--- begin DATA LISTING ---
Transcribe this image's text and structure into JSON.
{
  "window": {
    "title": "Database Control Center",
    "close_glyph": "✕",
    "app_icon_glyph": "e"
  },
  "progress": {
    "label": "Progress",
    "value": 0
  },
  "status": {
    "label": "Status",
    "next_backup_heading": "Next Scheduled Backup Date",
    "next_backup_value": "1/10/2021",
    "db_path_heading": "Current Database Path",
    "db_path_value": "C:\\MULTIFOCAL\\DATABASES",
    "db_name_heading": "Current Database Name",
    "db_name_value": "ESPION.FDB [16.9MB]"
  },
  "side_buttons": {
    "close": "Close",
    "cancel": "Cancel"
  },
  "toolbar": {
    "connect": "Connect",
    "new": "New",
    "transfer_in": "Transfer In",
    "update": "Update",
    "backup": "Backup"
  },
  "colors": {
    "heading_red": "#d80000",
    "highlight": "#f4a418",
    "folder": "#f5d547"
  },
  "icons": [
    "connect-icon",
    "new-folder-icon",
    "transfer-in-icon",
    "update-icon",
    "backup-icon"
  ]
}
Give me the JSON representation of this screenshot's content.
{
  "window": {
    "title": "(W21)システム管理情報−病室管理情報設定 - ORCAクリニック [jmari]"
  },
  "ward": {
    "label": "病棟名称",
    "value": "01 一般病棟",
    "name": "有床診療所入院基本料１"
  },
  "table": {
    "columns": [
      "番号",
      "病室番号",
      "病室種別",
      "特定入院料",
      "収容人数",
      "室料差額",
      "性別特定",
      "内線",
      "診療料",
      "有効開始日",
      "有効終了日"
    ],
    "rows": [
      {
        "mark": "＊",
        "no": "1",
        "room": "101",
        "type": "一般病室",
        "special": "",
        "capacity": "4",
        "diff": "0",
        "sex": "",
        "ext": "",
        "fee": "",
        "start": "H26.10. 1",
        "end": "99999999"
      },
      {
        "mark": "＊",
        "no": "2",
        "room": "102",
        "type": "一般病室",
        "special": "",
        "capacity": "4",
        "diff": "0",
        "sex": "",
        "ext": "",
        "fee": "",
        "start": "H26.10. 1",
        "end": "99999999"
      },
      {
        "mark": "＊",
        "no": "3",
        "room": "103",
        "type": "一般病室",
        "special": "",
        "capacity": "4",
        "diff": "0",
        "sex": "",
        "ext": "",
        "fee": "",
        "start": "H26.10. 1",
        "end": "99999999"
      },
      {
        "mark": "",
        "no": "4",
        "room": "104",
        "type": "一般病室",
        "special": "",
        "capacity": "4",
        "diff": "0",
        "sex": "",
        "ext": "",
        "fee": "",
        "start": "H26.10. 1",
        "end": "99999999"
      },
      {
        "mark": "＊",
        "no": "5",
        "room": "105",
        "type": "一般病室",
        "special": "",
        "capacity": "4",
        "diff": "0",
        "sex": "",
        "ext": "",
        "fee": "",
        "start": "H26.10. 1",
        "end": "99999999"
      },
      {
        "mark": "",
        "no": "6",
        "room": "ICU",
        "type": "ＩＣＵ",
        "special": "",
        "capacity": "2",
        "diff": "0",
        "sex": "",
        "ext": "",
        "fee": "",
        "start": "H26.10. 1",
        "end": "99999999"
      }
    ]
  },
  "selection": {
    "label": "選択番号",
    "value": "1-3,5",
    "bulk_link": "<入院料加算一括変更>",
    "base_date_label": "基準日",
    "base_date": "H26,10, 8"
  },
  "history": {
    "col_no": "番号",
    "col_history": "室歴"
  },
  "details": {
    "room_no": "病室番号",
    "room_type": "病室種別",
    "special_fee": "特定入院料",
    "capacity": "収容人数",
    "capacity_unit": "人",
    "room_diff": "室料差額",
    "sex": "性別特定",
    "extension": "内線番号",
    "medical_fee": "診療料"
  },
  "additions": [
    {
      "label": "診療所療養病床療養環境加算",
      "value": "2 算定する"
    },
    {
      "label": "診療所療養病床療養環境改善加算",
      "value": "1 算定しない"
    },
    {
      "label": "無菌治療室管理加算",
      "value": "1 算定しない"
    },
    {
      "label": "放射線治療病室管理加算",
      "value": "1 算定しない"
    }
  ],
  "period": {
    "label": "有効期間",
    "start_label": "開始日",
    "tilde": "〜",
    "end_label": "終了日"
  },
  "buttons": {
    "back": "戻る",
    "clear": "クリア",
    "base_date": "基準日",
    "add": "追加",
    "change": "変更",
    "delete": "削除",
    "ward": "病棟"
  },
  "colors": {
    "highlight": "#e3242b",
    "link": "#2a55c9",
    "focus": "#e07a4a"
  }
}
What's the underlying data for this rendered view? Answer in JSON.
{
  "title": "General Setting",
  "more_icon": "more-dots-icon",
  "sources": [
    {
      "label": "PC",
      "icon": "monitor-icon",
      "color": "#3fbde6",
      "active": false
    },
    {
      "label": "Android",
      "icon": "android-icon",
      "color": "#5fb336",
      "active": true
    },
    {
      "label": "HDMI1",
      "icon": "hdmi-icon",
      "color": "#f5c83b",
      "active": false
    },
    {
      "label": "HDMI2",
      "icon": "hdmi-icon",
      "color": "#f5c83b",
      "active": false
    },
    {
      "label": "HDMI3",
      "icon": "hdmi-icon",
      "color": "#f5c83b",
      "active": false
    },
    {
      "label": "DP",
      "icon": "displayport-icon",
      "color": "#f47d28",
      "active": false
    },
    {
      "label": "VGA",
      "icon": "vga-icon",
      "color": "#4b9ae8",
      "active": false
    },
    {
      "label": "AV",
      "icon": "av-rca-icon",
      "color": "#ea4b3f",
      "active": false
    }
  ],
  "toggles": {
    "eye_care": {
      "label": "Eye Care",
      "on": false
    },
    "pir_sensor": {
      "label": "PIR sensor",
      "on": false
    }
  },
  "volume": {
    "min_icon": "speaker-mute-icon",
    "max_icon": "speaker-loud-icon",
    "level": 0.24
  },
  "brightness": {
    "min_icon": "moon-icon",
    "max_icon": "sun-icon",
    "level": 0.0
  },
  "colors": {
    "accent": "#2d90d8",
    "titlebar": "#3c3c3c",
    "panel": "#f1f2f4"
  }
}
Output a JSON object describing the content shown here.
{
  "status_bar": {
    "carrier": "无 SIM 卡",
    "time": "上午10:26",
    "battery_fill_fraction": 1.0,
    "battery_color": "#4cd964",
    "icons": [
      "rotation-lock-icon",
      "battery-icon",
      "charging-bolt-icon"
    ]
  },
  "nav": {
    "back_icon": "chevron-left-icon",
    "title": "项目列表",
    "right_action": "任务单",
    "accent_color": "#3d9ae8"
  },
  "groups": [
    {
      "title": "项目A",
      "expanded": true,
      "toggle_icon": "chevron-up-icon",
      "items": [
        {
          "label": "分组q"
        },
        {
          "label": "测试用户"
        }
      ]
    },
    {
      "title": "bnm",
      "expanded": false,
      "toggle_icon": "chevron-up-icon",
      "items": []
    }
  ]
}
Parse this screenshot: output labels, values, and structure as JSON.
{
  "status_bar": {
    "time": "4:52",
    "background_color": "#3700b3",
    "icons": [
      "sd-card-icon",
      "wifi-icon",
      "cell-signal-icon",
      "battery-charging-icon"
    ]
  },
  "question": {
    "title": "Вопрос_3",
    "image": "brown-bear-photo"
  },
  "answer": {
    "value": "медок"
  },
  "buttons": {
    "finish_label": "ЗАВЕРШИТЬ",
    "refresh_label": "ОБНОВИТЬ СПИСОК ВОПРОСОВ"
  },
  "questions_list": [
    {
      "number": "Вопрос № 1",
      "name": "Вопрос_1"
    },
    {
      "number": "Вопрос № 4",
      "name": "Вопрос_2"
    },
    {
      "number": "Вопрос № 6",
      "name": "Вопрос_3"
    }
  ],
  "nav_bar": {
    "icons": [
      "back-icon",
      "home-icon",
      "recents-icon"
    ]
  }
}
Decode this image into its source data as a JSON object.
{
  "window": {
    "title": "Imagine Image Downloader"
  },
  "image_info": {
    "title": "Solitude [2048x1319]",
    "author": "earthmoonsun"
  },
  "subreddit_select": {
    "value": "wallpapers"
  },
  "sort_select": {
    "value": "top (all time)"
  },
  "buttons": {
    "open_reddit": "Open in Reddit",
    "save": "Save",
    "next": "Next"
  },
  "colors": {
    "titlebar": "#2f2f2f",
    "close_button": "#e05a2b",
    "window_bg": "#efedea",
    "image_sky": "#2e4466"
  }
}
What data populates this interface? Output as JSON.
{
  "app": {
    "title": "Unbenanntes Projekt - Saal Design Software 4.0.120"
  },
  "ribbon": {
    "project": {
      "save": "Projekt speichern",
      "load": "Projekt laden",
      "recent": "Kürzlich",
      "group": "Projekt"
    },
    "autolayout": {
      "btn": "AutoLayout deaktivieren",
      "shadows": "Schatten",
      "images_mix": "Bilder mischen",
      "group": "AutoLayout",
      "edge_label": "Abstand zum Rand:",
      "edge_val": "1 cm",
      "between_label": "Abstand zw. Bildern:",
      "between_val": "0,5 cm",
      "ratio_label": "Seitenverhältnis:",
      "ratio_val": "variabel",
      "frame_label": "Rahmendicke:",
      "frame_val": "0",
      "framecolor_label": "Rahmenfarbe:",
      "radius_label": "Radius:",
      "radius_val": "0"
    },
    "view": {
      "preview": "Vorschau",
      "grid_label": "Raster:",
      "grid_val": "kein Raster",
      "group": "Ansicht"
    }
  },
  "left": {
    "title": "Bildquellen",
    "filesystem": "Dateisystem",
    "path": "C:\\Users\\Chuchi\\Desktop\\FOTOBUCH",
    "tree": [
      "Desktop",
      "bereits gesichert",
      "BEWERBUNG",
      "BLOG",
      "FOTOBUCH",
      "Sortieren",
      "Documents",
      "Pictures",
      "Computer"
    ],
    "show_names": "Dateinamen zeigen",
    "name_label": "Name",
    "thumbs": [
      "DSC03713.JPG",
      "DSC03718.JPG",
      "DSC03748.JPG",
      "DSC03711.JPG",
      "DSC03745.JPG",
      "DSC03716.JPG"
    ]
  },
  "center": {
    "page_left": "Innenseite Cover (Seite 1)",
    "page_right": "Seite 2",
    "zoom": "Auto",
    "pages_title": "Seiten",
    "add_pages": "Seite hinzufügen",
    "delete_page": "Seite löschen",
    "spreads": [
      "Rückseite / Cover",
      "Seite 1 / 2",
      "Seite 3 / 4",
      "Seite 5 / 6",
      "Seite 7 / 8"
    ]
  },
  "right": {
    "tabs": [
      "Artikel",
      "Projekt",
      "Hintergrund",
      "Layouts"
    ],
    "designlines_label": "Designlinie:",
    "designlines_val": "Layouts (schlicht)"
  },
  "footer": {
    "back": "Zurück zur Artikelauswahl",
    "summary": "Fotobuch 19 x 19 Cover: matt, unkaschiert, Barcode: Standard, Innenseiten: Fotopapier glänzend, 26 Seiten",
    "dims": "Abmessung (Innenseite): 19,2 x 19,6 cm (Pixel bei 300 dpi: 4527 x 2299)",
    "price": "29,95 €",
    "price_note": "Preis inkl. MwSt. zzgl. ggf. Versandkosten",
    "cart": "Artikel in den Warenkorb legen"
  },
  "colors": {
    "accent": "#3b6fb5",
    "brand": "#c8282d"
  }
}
--- end DATA LISTING ---
EXERCISE REQUIREMENTS: Copy out every line holding the string "Current".

EXERCISE ANSWER:
    "db_path_heading": "Current Database Path",
    "db_name_heading": "Current Database Name",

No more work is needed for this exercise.